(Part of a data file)
☆ ☆ ☆ ☆ ☆ ☆ ☆

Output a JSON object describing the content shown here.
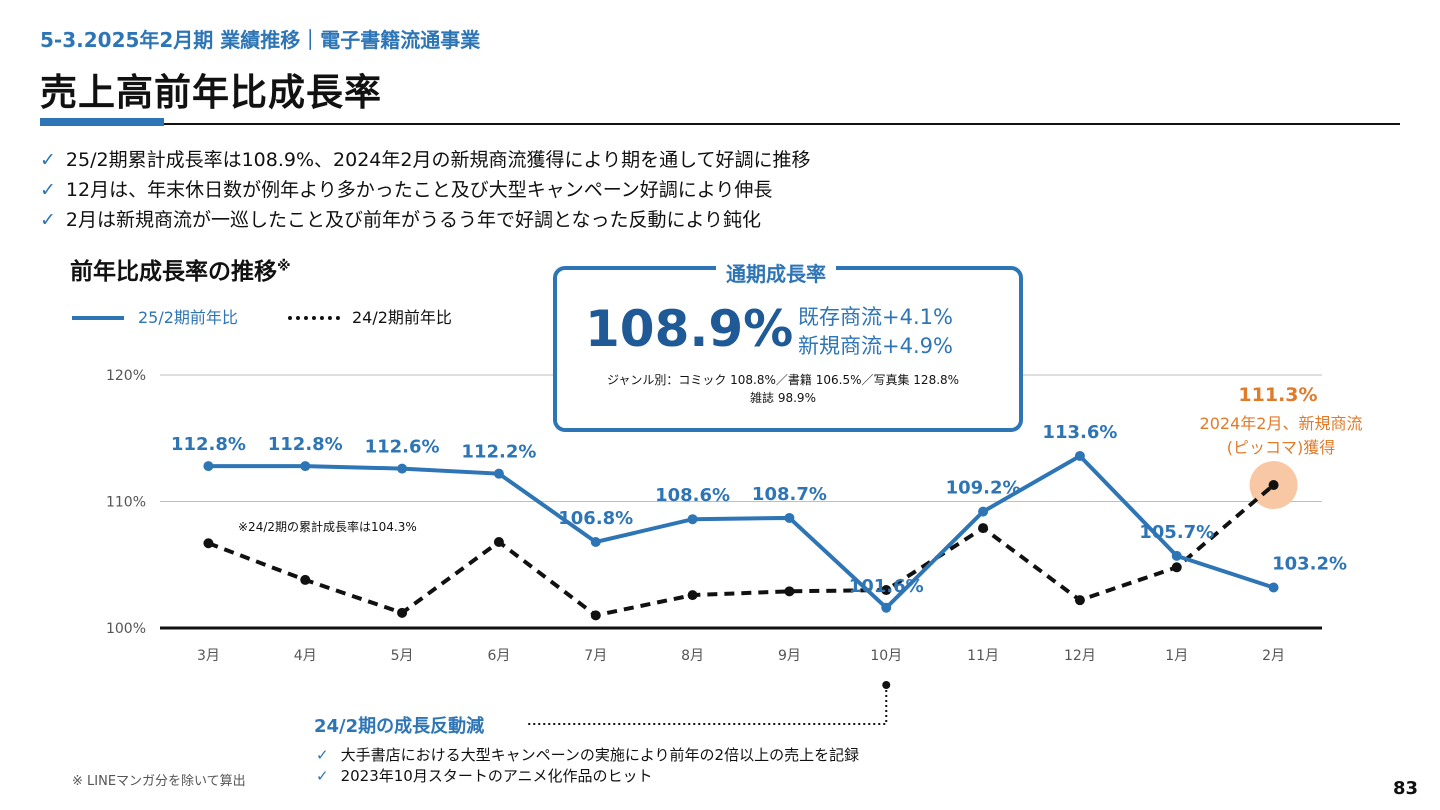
{
  "header": {
    "section_label": "5-3.2025年2月期 業績推移｜電子書籍流通事業",
    "title": "売上高前年比成長率"
  },
  "bullets": [
    "25/2期累計成長率は108.9%、2024年2月の新規商流獲得により期を通して好調に推移",
    "12月は、年末休日数が例年より多かったこと及び大型キャンペーン好調により伸長",
    "2月は新規商流が一巡したこと及び前年がうるう年で好調となった反動により鈍化"
  ],
  "check_glyph": "✓",
  "chart_section": {
    "title": "前年比成長率の推移",
    "title_mark": "※"
  },
  "summary_box": {
    "title": "通期成長率",
    "value": "108.9%",
    "existing": "既存商流+4.1%",
    "new": "新規商流+4.9%",
    "genre_line_1": "ジャンル別：コミック 108.8%／書籍 106.5%／写真集 128.8%",
    "genre_line_2": "雑誌 98.9%"
  },
  "annotations": {
    "note_24": "※24/2期の累計成長率は104.3%",
    "callout_value": "111.3%",
    "callout_line_1": "2024年2月、新規商流",
    "callout_line_2": "(ピッコマ)獲得",
    "reaction_title": "24/2期の成長反動減",
    "reasons": [
      "大手書店における大型キャンペーンの実施により前年の2倍以上の売上を記録",
      "2023年10月スタートのアニメ化作品のヒット"
    ]
  },
  "footnote": "※ LINEマンガ分を除いて算出",
  "page_number": "83",
  "colors": {
    "series_25": "#2e75b6",
    "series_24": "#111111",
    "highlight": "#f8c8a4",
    "callout_text": "#e07b2a",
    "grid": "#bfbfbf"
  },
  "chart_data": {
    "type": "line",
    "categories": [
      "3月",
      "4月",
      "5月",
      "6月",
      "7月",
      "8月",
      "9月",
      "10月",
      "11月",
      "12月",
      "1月",
      "2月"
    ],
    "y_ticks": [
      "100%",
      "110%",
      "120%"
    ],
    "ylim": [
      100,
      120
    ],
    "grid": true,
    "legend_position": "top-left",
    "series": [
      {
        "name": "25/2期前年比",
        "style": "solid",
        "values": [
          112.8,
          112.8,
          112.6,
          112.2,
          106.8,
          108.6,
          108.7,
          101.6,
          109.2,
          113.6,
          105.7,
          103.2
        ],
        "labels": [
          "112.8%",
          "112.8%",
          "112.6%",
          "112.2%",
          "106.8%",
          "108.6%",
          "108.7%",
          "101.6%",
          "109.2%",
          "113.6%",
          "105.7%",
          "103.2%"
        ]
      },
      {
        "name": "24/2期前年比",
        "style": "dotted",
        "values": [
          106.7,
          103.8,
          101.2,
          106.8,
          101.0,
          102.6,
          102.9,
          103.0,
          107.9,
          102.2,
          104.8,
          111.3
        ]
      }
    ]
  }
}
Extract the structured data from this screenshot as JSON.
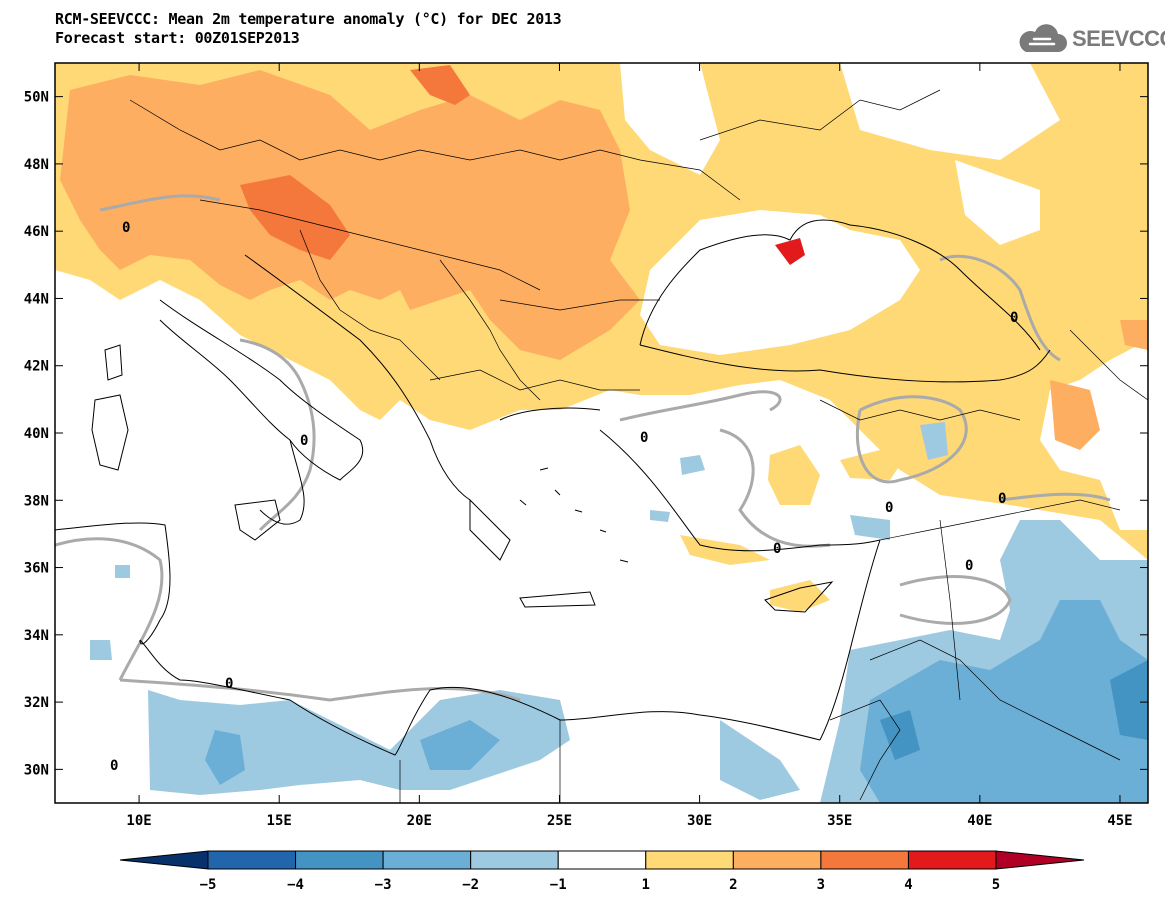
{
  "header": {
    "title_line1": "RCM-SEEVCCC: Mean 2m temperature anomaly (°C) for DEC 2013",
    "title_line2": "Forecast start: 00Z01SEP2013",
    "logo_text": "SEEVCCC",
    "logo_icon": "cloud-logo-icon"
  },
  "map": {
    "lon_range": [
      7,
      46
    ],
    "lat_range": [
      29,
      51
    ],
    "lat_labels": [
      "30N",
      "32N",
      "34N",
      "36N",
      "38N",
      "40N",
      "42N",
      "44N",
      "46N",
      "48N",
      "50N"
    ],
    "lon_labels": [
      "10E",
      "15E",
      "20E",
      "25E",
      "30E",
      "35E",
      "40E",
      "45E"
    ],
    "contour_label": "0"
  },
  "legend": {
    "tick_labels": [
      "−5",
      "−4",
      "−3",
      "−2",
      "−1",
      "1",
      "2",
      "3",
      "4",
      "5"
    ],
    "colors": [
      "#08306b",
      "#2166ac",
      "#4393c3",
      "#6baed6",
      "#9ecae1",
      "#ffffff",
      "#fed976",
      "#fdae61",
      "#f4773b",
      "#e31a1c",
      "#b10026"
    ]
  }
}
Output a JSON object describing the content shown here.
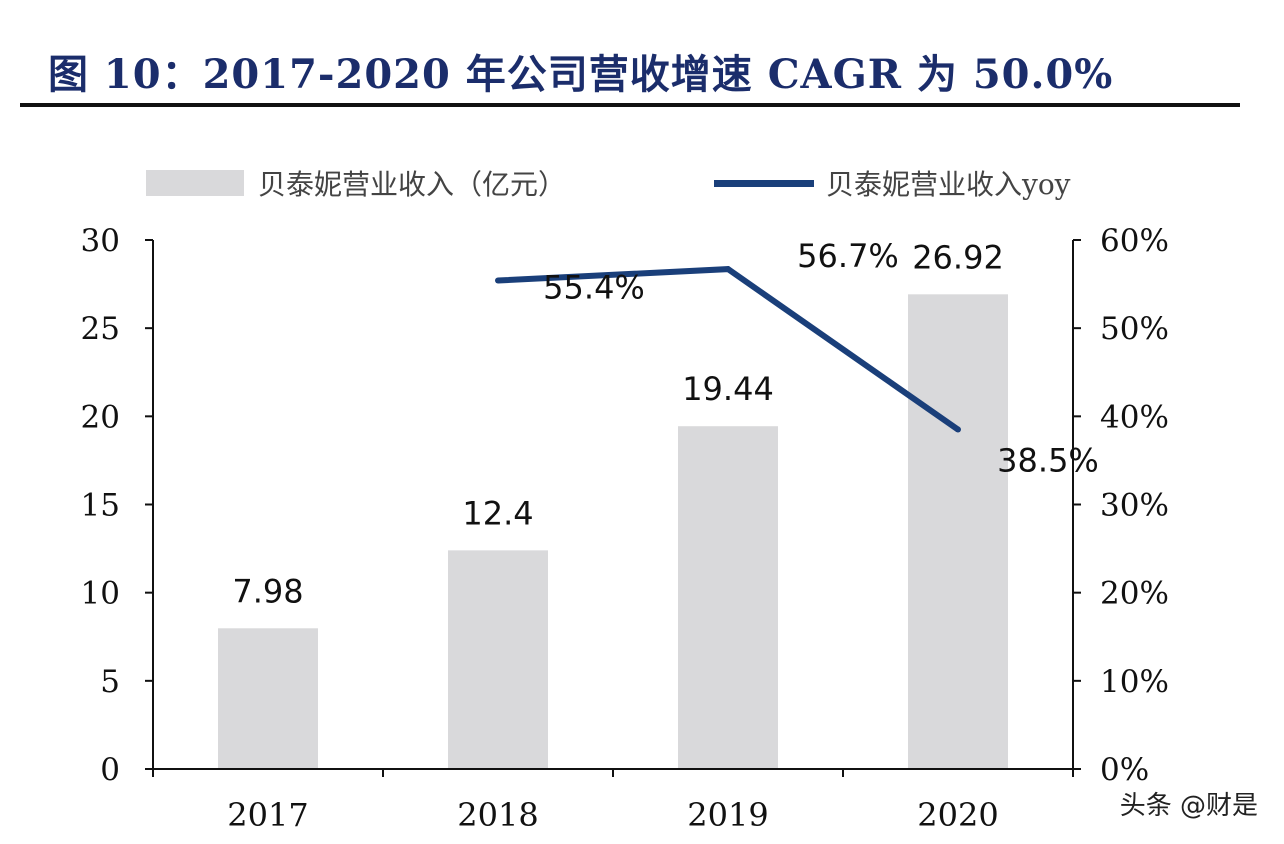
{
  "header": {
    "title": "图 10：2017-2020 年公司营收增速 CAGR 为 50.0%"
  },
  "legend": {
    "bar_label": "贝泰妮营业收入（亿元）",
    "line_label": "贝泰妮营业收入yoy"
  },
  "watermark": "头条 @财是",
  "colors": {
    "bar": "#d9d9db",
    "line": "#1a3f7a",
    "title": "#1b2d6b"
  },
  "chart_data": {
    "type": "bar",
    "categories": [
      "2017",
      "2018",
      "2019",
      "2020"
    ],
    "series": [
      {
        "name": "贝泰妮营业收入（亿元）",
        "type": "bar",
        "axis": "left",
        "values": [
          7.98,
          12.4,
          19.44,
          26.92
        ],
        "labels": [
          "7.98",
          "12.4",
          "19.44",
          "26.92"
        ]
      },
      {
        "name": "贝泰妮营业收入yoy",
        "type": "line",
        "axis": "right",
        "values": [
          null,
          55.4,
          56.7,
          38.5
        ],
        "labels": [
          "",
          "55.4%",
          "56.7%",
          "38.5%"
        ]
      }
    ],
    "y_left": {
      "min": 0,
      "max": 30,
      "ticks": [
        "0",
        "5",
        "10",
        "15",
        "20",
        "25",
        "30"
      ]
    },
    "y_right": {
      "min": 0,
      "max": 60,
      "ticks": [
        "0%",
        "10%",
        "20%",
        "30%",
        "40%",
        "50%",
        "60%"
      ]
    },
    "grid": false,
    "legend_position": "top"
  }
}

☆ ☆ ☆ ☆ ☆ ☆ ☆

State how many lines include the string "type". Give no other information.

EXERCISE SOLUTION:
4